* _The problem_: Repeat the whole listing below, word for word.

Records from a dataset:
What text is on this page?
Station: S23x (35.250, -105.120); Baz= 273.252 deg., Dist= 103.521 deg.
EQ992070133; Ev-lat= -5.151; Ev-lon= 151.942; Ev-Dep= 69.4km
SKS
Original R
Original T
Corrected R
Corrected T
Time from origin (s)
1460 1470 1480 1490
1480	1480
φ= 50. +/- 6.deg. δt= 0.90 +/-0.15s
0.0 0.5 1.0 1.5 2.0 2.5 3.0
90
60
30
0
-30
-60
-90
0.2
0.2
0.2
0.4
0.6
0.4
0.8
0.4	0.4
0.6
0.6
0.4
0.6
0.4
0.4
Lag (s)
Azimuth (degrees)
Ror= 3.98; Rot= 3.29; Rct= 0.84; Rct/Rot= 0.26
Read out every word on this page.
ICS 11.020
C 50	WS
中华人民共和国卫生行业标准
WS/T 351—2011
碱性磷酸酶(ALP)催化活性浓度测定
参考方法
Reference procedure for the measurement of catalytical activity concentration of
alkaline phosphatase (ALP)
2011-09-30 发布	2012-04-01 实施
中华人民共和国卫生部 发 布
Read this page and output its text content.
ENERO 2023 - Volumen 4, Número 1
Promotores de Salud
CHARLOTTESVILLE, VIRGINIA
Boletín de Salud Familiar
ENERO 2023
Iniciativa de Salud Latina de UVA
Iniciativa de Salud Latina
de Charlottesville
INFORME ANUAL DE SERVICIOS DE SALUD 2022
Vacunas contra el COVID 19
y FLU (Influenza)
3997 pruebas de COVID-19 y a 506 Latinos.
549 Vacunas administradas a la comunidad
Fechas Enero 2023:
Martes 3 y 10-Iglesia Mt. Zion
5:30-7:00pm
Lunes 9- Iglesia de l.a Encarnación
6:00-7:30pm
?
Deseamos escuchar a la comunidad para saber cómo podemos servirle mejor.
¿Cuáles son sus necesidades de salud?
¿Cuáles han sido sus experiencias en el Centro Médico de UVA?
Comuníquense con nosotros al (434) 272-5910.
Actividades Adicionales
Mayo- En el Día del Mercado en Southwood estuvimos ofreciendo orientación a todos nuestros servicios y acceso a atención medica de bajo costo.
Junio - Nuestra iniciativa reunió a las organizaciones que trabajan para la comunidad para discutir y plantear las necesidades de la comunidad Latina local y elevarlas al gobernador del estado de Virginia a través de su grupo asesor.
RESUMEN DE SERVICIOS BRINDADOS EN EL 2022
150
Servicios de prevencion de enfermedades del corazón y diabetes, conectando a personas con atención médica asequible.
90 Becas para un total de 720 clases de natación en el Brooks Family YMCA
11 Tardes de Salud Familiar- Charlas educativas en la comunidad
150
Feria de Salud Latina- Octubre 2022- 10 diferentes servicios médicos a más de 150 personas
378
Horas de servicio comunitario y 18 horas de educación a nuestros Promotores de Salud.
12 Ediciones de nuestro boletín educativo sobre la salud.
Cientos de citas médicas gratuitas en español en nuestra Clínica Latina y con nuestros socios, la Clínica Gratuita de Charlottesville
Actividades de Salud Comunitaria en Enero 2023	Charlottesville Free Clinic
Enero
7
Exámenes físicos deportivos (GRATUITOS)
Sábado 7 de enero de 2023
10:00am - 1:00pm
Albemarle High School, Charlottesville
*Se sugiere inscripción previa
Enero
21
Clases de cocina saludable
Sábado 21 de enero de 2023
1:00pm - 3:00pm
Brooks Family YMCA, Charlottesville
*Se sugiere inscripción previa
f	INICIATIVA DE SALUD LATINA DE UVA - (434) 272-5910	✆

* _Exercise result_:
What text is on this page?
Station: S23x (35.250, -105.120); Baz= 273.252 deg., Dist= 103.521 deg.
EQ992070133; Ev-lat= -5.151; Ev-lon= 151.942; Ev-Dep= 69.4km
SKS
Original R
Original T
Corrected R
Corrected T
Time from origin (s)
1460 1470 1480 1490
1480	1480
φ= 50. +/- 6.deg. δt= 0.90 +/-0.15s
0.0 0.5 1.0 1.5 2.0 2.5 3.0
90
60
30
0
-30
-60
-90
0.2
0.2
0.2
0.4
0.6
0.4
0.8
0.4	0.4
0.6
0.6
0.4
0.6
0.4
0.4
Lag (s)
Azimuth (degrees)
Ror= 3.98; Rot= 3.29; Rct= 0.84; Rct/Rot= 0.26
Read out every word on this page.
ICS 11.020
C 50	WS
中华人民共和国卫生行业标准
WS/T 351—2011
碱性磷酸酶(ALP)催化活性浓度测定
参考方法
Reference procedure for the measurement of catalytical activity concentration of
alkaline phosphatase (ALP)
2011-09-30 发布	2012-04-01 实施
中华人民共和国卫生部 发 布
Read this page and output its text content.
ENERO 2023 - Volumen 4, Número 1
Promotores de Salud
CHARLOTTESVILLE, VIRGINIA
Boletín de Salud Familiar
ENERO 2023
Iniciativa de Salud Latina de UVA
Iniciativa de Salud Latina
de Charlottesville
INFORME ANUAL DE SERVICIOS DE SALUD 2022
Vacunas contra el COVID 19
y FLU (Influenza)
3997 pruebas de COVID-19 y a 506 Latinos.
549 Vacunas administradas a la comunidad
Fechas Enero 2023:
Martes 3 y 10-Iglesia Mt. Zion
5:30-7:00pm
Lunes 9- Iglesia de l.a Encarnación
6:00-7:30pm
?
Deseamos escuchar a la comunidad para saber cómo podemos servirle mejor.
¿Cuáles son sus necesidades de salud?
¿Cuáles han sido sus experiencias en el Centro Médico de UVA?
Comuníquense con nosotros al (434) 272-5910.
Actividades Adicionales
Mayo- En el Día del Mercado en Southwood estuvimos ofreciendo orientación a todos nuestros servicios y acceso a atención medica de bajo costo.
Junio - Nuestra iniciativa reunió a las organizaciones que trabajan para la comunidad para discutir y plantear las necesidades de la comunidad Latina local y elevarlas al gobernador del estado de Virginia a través de su grupo asesor.
RESUMEN DE SERVICIOS BRINDADOS EN EL 2022
150
Servicios de prevencion de enfermedades del corazón y diabetes, conectando a personas con atención médica asequible.
90 Becas para un total de 720 clases de natación en el Brooks Family YMCA
11 Tardes de Salud Familiar- Charlas educativas en la comunidad
150
Feria de Salud Latina- Octubre 2022- 10 diferentes servicios médicos a más de 150 personas
378
Horas de servicio comunitario y 18 horas de educación a nuestros Promotores de Salud.
12 Ediciones de nuestro boletín educativo sobre la salud.
Cientos de citas médicas gratuitas en español en nuestra Clínica Latina y con nuestros socios, la Clínica Gratuita de Charlottesville
Actividades de Salud Comunitaria en Enero 2023	Charlottesville Free Clinic
Enero
7
Exámenes físicos deportivos (GRATUITOS)
Sábado 7 de enero de 2023
10:00am - 1:00pm
Albemarle High School, Charlottesville
*Se sugiere inscripción previa
Enero
21
Clases de cocina saludable
Sábado 21 de enero de 2023
1:00pm - 3:00pm
Brooks Family YMCA, Charlottesville
*Se sugiere inscripción previa
f	INICIATIVA DE SALUD LATINA DE UVA - (434) 272-5910	✆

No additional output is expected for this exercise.